[RECORDS PROVIDED start]

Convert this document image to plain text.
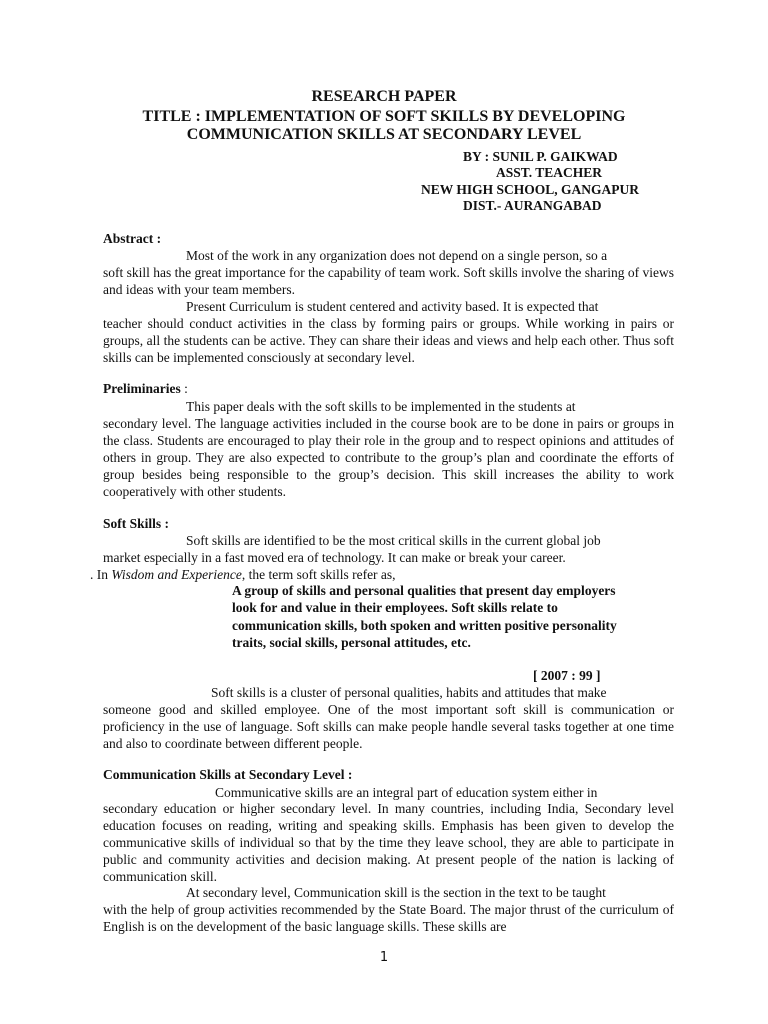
RESEARCH PAPER
TITLE : IMPLEMENTATION OF SOFT SKILLS BY DEVELOPING
COMMUNICATION SKILLS AT SECONDARY LEVEL
BY : SUNIL P. GAIKWAD
ASST. TEACHER
NEW HIGH SCHOOL, GANGAPUR
DIST.- AURANGABAD
Abstract :
Most of the work in any organization does not depend on a single person, so a
soft skill has the great importance for the capability of team work. Soft skills involve the sharing of views and ideas with your team members.
Present Curriculum is student centered and activity based. It is expected that
teacher should conduct activities in the class by forming pairs or groups. While working in pairs or groups, all the students can be active. They can share their ideas and views and help each other. Thus soft skills can be implemented consciously at secondary level.
Preliminaries :
This paper deals with the soft skills to be implemented in the students at
secondary level. The language activities included in the course book are to be done in pairs or groups in the class. Students are encouraged to play their role in the group and to respect opinions and attitudes of others in group. They are also expected to contribute to the group’s plan and coordinate the efforts of group besides being responsible to the group’s decision. This skill increases the ability to work cooperatively with other students.
Soft Skills :
Soft skills are identified to be the most critical skills in the current global job
market especially in a fast moved era of technology. It can make or break your career.
. In Wisdom and Experience, the term soft skills refer as,
A group of skills and personal qualities that present day employers look for and value in their employees. Soft skills relate to communication skills, both spoken and written positive personality traits, social skills, personal attitudes, etc.
[ 2007 : 99 ]
Soft skills is a cluster of personal qualities, habits and attitudes that make
someone good and skilled employee. One of the most important soft skill is communication or proficiency in the use of language. Soft skills can make people handle several tasks together at one time and also to coordinate between different people.
Communication Skills at Secondary Level :
Communicative skills are an integral part of education system either in
secondary education or higher secondary level. In many countries, including India, Secondary level education focuses on reading, writing and speaking skills. Emphasis has been given to develop the communicative skills of individual so that by the time they leave school, they are able to participate in public and community activities and decision making. At present people of the nation is lacking of communication skill.
At secondary level, Communication skill is the section in the text to be taught
with the help of group activities recommended by the State Board. The major thrust of the curriculum of English is on the development of the basic language skills. These skills are
1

[RECORDS PROVIDED end]

EXERCISE REQUIREMENTS:
Track down the lines that include the word "attitudes" and copy them.

WRITTEN SOLUTION:
secondary level. The language activities included in the course book are to be done in pairs or groups in the class. Students are encouraged to play their role in the group and to respect opinions and attitudes of others in group. They are also expected to contribute to the group’s plan and coordinate the efforts of group besides being responsible to the group’s decision. This skill increases the ability to work cooperatively with other students.
A group of skills and personal qualities that present day employers look for and value in their employees. Soft skills relate to communication skills, both spoken and written positive personality traits, social skills, personal attitudes, etc.
Soft skills is a cluster of personal qualities, habits and attitudes that make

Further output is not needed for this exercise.